▸ **Saved entries**
★ ★ ★ ★

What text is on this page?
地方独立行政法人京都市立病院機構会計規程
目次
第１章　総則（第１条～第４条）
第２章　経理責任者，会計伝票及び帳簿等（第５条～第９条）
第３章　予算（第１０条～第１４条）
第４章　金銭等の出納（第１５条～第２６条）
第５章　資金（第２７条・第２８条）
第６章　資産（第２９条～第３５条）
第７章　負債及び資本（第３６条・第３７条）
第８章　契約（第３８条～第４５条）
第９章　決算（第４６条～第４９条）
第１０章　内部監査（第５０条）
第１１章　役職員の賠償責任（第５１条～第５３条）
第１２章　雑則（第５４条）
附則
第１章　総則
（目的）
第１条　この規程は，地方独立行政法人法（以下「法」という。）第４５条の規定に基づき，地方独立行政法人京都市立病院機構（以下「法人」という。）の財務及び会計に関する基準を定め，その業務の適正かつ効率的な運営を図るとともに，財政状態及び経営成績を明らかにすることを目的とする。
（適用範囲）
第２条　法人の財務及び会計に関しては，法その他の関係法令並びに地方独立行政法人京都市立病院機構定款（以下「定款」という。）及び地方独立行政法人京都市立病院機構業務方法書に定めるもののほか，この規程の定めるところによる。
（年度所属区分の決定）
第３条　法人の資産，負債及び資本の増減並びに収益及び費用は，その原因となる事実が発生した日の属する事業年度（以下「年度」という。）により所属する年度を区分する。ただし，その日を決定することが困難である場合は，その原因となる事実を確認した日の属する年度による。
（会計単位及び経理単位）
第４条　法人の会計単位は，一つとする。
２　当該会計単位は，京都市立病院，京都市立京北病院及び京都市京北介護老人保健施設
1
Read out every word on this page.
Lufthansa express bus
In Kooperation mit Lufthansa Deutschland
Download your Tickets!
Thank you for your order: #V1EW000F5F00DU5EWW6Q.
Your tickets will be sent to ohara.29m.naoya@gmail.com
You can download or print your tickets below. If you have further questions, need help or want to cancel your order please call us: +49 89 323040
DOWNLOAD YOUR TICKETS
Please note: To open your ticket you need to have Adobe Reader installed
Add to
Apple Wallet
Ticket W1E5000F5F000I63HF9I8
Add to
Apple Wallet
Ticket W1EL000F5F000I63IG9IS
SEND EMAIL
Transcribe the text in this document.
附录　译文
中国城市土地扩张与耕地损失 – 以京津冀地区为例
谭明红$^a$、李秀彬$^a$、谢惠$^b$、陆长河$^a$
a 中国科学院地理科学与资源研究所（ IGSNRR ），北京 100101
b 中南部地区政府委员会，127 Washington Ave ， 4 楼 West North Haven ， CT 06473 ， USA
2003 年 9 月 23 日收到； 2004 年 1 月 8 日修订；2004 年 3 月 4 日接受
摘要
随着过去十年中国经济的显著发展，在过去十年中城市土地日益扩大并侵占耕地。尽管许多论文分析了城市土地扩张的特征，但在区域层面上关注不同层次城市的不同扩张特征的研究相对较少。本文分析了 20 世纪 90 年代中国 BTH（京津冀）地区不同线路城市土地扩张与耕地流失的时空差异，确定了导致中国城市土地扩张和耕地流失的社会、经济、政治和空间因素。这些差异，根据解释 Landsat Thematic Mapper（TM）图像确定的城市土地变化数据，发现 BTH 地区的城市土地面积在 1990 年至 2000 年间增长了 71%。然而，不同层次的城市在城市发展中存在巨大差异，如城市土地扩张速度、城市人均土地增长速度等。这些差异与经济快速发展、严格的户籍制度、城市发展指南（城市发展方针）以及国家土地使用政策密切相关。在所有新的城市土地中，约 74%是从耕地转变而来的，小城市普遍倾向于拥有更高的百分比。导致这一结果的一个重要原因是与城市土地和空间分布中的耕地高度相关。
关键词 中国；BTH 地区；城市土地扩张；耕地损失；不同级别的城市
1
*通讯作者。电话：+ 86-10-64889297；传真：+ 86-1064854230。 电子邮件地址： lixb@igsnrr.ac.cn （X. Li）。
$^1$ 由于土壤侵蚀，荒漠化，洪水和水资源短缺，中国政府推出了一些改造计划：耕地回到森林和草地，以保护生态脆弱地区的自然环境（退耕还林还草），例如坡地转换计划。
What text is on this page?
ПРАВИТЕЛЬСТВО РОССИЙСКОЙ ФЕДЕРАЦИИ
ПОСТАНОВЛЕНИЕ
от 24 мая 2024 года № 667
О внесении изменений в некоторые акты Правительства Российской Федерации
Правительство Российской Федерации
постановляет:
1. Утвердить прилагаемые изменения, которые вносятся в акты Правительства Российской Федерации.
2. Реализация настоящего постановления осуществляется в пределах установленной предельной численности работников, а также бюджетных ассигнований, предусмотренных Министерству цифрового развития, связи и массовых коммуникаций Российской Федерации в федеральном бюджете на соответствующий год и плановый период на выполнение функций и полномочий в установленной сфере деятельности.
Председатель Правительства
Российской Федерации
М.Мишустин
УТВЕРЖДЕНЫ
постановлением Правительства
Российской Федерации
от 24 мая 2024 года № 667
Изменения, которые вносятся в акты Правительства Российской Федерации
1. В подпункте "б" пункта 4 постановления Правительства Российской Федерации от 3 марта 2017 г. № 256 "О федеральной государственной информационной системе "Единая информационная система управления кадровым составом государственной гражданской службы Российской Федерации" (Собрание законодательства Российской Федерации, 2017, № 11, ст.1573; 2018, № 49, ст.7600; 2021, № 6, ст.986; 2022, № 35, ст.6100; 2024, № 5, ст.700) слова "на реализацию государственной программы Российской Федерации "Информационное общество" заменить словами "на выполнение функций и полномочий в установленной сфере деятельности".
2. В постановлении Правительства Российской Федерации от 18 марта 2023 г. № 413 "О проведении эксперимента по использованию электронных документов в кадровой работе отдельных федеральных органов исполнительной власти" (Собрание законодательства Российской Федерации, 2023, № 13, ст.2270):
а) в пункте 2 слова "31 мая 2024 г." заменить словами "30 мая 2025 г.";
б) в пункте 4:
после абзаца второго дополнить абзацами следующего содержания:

★ ★ ★ ★

▸ **What to do**
Reproduce the records word for word.

▸ **Answer to this problem**
What text is on this page?
地方独立行政法人京都市立病院機構会計規程
目次
第１章　総則（第１条～第４条）
第２章　経理責任者，会計伝票及び帳簿等（第５条～第９条）
第３章　予算（第１０条～第１４条）
第４章　金銭等の出納（第１５条～第２６条）
第５章　資金（第２７条・第２８条）
第６章　資産（第２９条～第３５条）
第７章　負債及び資本（第３６条・第３７条）
第８章　契約（第３８条～第４５条）
第９章　決算（第４６条～第４９条）
第１０章　内部監査（第５０条）
第１１章　役職員の賠償責任（第５１条～第５３条）
第１２章　雑則（第５４条）
附則
第１章　総則
（目的）
第１条　この規程は，地方独立行政法人法（以下「法」という。）第４５条の規定に基づき，地方独立行政法人京都市立病院機構（以下「法人」という。）の財務及び会計に関する基準を定め，その業務の適正かつ効率的な運営を図るとともに，財政状態及び経営成績を明らかにすることを目的とする。
（適用範囲）
第２条　法人の財務及び会計に関しては，法その他の関係法令並びに地方独立行政法人京都市立病院機構定款（以下「定款」という。）及び地方独立行政法人京都市立病院機構業務方法書に定めるもののほか，この規程の定めるところによる。
（年度所属区分の決定）
第３条　法人の資産，負債及び資本の増減並びに収益及び費用は，その原因となる事実が発生した日の属する事業年度（以下「年度」という。）により所属する年度を区分する。ただし，その日を決定することが困難である場合は，その原因となる事実を確認した日の属する年度による。
（会計単位及び経理単位）
第４条　法人の会計単位は，一つとする。
２　当該会計単位は，京都市立病院，京都市立京北病院及び京都市京北介護老人保健施設
1
Read out every word on this page.
Lufthansa express bus
In Kooperation mit Lufthansa Deutschland
Download your Tickets!
Thank you for your order: #V1EW000F5F00DU5EWW6Q.
Your tickets will be sent to ohara.29m.naoya@gmail.com
You can download or print your tickets below. If you have further questions, need help or want to cancel your order please call us: +49 89 323040
DOWNLOAD YOUR TICKETS
Please note: To open your ticket you need to have Adobe Reader installed
Add to
Apple Wallet
Ticket W1E5000F5F000I63HF9I8
Add to
Apple Wallet
Ticket W1EL000F5F000I63IG9IS
SEND EMAIL
Transcribe the text in this document.
附录　译文
中国城市土地扩张与耕地损失 – 以京津冀地区为例
谭明红$^a$、李秀彬$^a$、谢惠$^b$、陆长河$^a$
a 中国科学院地理科学与资源研究所（ IGSNRR ），北京 100101
b 中南部地区政府委员会，127 Washington Ave ， 4 楼 West North Haven ， CT 06473 ， USA
2003 年 9 月 23 日收到； 2004 年 1 月 8 日修订；2004 年 3 月 4 日接受
摘要
随着过去十年中国经济的显著发展，在过去十年中城市土地日益扩大并侵占耕地。尽管许多论文分析了城市土地扩张的特征，但在区域层面上关注不同层次城市的不同扩张特征的研究相对较少。本文分析了 20 世纪 90 年代中国 BTH（京津冀）地区不同线路城市土地扩张与耕地流失的时空差异，确定了导致中国城市土地扩张和耕地流失的社会、经济、政治和空间因素。这些差异，根据解释 Landsat Thematic Mapper（TM）图像确定的城市土地变化数据，发现 BTH 地区的城市土地面积在 1990 年至 2000 年间增长了 71%。然而，不同层次的城市在城市发展中存在巨大差异，如城市土地扩张速度、城市人均土地增长速度等。这些差异与经济快速发展、严格的户籍制度、城市发展指南（城市发展方针）以及国家土地使用政策密切相关。在所有新的城市土地中，约 74%是从耕地转变而来的，小城市普遍倾向于拥有更高的百分比。导致这一结果的一个重要原因是与城市土地和空间分布中的耕地高度相关。
关键词 中国；BTH 地区；城市土地扩张；耕地损失；不同级别的城市
1
*通讯作者。电话：+ 86-10-64889297；传真：+ 86-1064854230。 电子邮件地址： lixb@igsnrr.ac.cn （X. Li）。
$^1$ 由于土壤侵蚀，荒漠化，洪水和水资源短缺，中国政府推出了一些改造计划：耕地回到森林和草地，以保护生态脆弱地区的自然环境（退耕还林还草），例如坡地转换计划。
What text is on this page?
ПРАВИТЕЛЬСТВО РОССИЙСКОЙ ФЕДЕРАЦИИ
ПОСТАНОВЛЕНИЕ
от 24 мая 2024 года № 667
О внесении изменений в некоторые акты Правительства Российской Федерации
Правительство Российской Федерации
постановляет:
1. Утвердить прилагаемые изменения, которые вносятся в акты Правительства Российской Федерации.
2. Реализация настоящего постановления осуществляется в пределах установленной предельной численности работников, а также бюджетных ассигнований, предусмотренных Министерству цифрового развития, связи и массовых коммуникаций Российской Федерации в федеральном бюджете на соответствующий год и плановый период на выполнение функций и полномочий в установленной сфере деятельности.
Председатель Правительства
Российской Федерации
М.Мишустин
УТВЕРЖДЕНЫ
постановлением Правительства
Российской Федерации
от 24 мая 2024 года № 667
Изменения, которые вносятся в акты Правительства Российской Федерации
1. В подпункте "б" пункта 4 постановления Правительства Российской Федерации от 3 марта 2017 г. № 256 "О федеральной государственной информационной системе "Единая информационная система управления кадровым составом государственной гражданской службы Российской Федерации" (Собрание законодательства Российской Федерации, 2017, № 11, ст.1573; 2018, № 49, ст.7600; 2021, № 6, ст.986; 2022, № 35, ст.6100; 2024, № 5, ст.700) слова "на реализацию государственной программы Российской Федерации "Информационное общество" заменить словами "на выполнение функций и полномочий в установленной сфере деятельности".
2. В постановлении Правительства Российской Федерации от 18 марта 2023 г. № 413 "О проведении эксперимента по использованию электронных документов в кадровой работе отдельных федеральных органов исполнительной власти" (Собрание законодательства Российской Федерации, 2023, № 13, ст.2270):
а) в пункте 2 слова "31 мая 2024 г." заменить словами "30 мая 2025 г.";
б) в пункте 4:
после абзаца второго дополнить абзацами следующего содержания:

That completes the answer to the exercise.